Exercise details: Which lines contain the string "output"? Please list every one of them.

::: Exercise inputs

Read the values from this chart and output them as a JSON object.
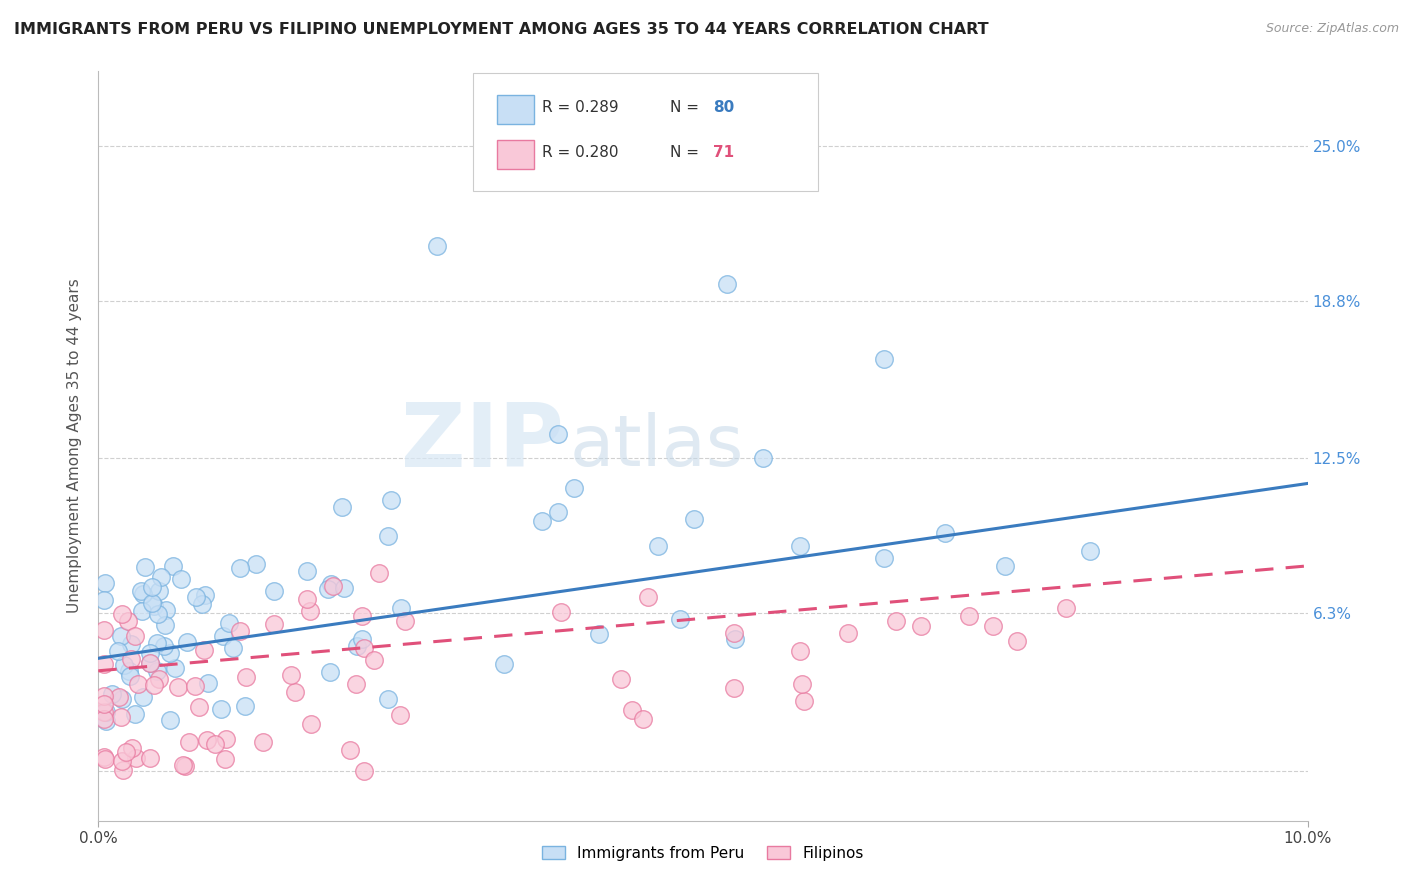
{
  "title": "IMMIGRANTS FROM PERU VS FILIPINO UNEMPLOYMENT AMONG AGES 35 TO 44 YEARS CORRELATION CHART",
  "source": "Source: ZipAtlas.com",
  "ylabel": "Unemployment Among Ages 35 to 44 years",
  "xlim": [
    0.0,
    0.1
  ],
  "ylim": [
    -0.02,
    0.28
  ],
  "ytick_positions": [
    0.0,
    0.063,
    0.125,
    0.188,
    0.25
  ],
  "yticklabels": [
    "",
    "6.3%",
    "12.5%",
    "18.8%",
    "25.0%"
  ],
  "series1_name": "Immigrants from Peru",
  "series1_color": "#c8dff5",
  "series1_edge_color": "#7ab3e0",
  "series1_R": 0.289,
  "series1_N": 80,
  "series1_line_color": "#3a7bbf",
  "series2_name": "Filipinos",
  "series2_color": "#f9c8d8",
  "series2_edge_color": "#e87aa0",
  "series2_R": 0.28,
  "series2_N": 71,
  "series2_line_color": "#e0507a",
  "watermark_zip": "ZIP",
  "watermark_atlas": "atlas",
  "background_color": "#ffffff",
  "grid_color": "#d0d0d0",
  "title_fontsize": 11.5,
  "axis_fontsize": 11,
  "legend_R_color": "#333333",
  "legend_N1_color": "#3a7bbf",
  "legend_N2_color": "#e0507a"
}
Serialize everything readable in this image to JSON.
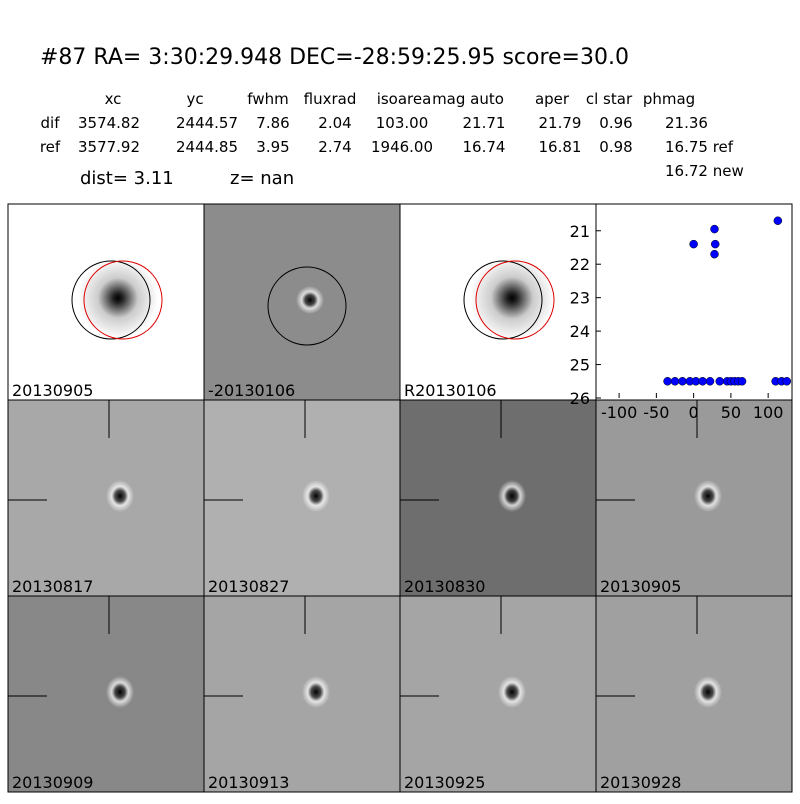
{
  "title": "#87   RA= 3:30:29.948 DEC=-28:59:25.95       score=30.0",
  "table": {
    "header": [
      "xc",
      "yc",
      "fwhm",
      "fluxrad",
      "isoarea",
      "mag auto",
      "aper",
      "cl star",
      "phmag"
    ],
    "rows": [
      [
        "dif",
        "3574.82",
        "2444.57",
        "7.86",
        "2.04",
        "103.00",
        "21.71",
        "21.79",
        "0.96",
        "21.36"
      ],
      [
        "ref",
        "3577.92",
        "2444.85",
        "3.95",
        "2.74",
        "1946.00",
        "16.74",
        "16.81",
        "0.98",
        "16.75 ref"
      ]
    ],
    "extra": "16.72 new"
  },
  "dist": "dist=  3.11",
  "z": "z=   nan",
  "panels": [
    {
      "label": "20130905"
    },
    {
      "label": "-20130106"
    },
    {
      "label": "R20130106"
    },
    {
      "label": "20130817"
    },
    {
      "label": "20130827"
    },
    {
      "label": "20130830"
    },
    {
      "label": "20130905",
      "color": "#ff0000"
    },
    {
      "label": "20130909"
    },
    {
      "label": "20130913"
    },
    {
      "label": "20130925"
    },
    {
      "label": "20130928"
    }
  ],
  "chart_data": {
    "type": "scatter",
    "color": "#0000ff",
    "x": [
      0,
      28,
      29,
      28,
      113,
      -35,
      -25,
      -15,
      -5,
      3,
      12,
      22,
      35,
      45,
      50,
      55,
      60,
      65,
      110,
      118,
      125
    ],
    "values": [
      21.4,
      20.95,
      21.4,
      21.7,
      20.7,
      25.5,
      25.5,
      25.5,
      25.5,
      25.5,
      25.5,
      25.5,
      25.5,
      25.5,
      25.5,
      25.5,
      25.5,
      25.5,
      25.5,
      25.5,
      25.5
    ],
    "xlim": [
      -131,
      132
    ],
    "xticks": [
      -100,
      -50,
      0,
      50,
      100
    ],
    "ylim": [
      26,
      20.2
    ],
    "yticks": [
      21,
      22,
      23,
      24,
      25,
      26
    ]
  }
}
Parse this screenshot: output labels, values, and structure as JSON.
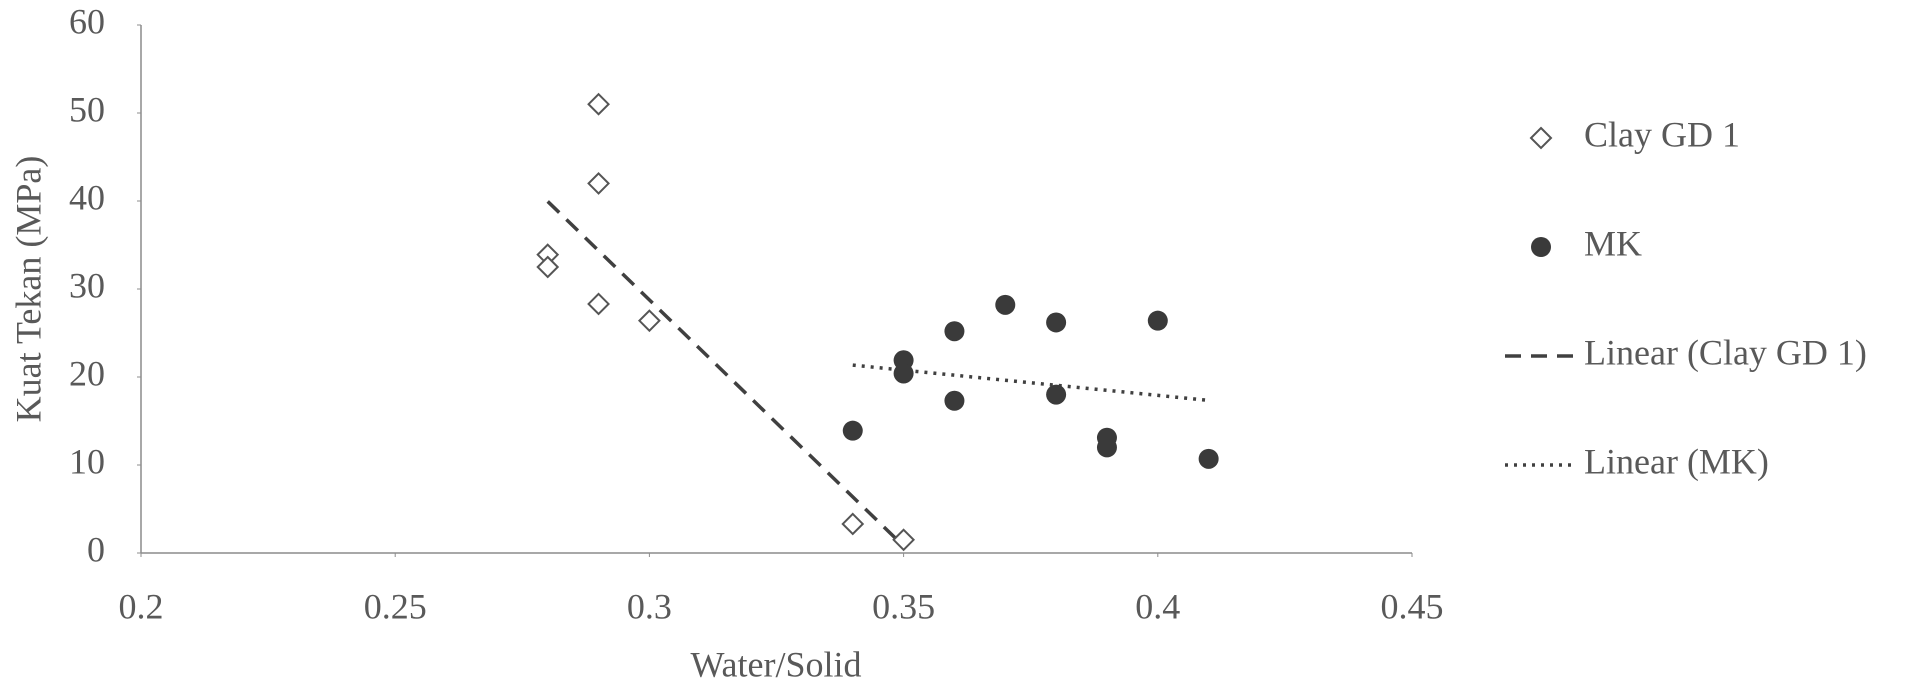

::::::

Exercise response:
Read the values from this chart and output them as a JSON object.
Parse this screenshot: output labels, values, and structure as JSON.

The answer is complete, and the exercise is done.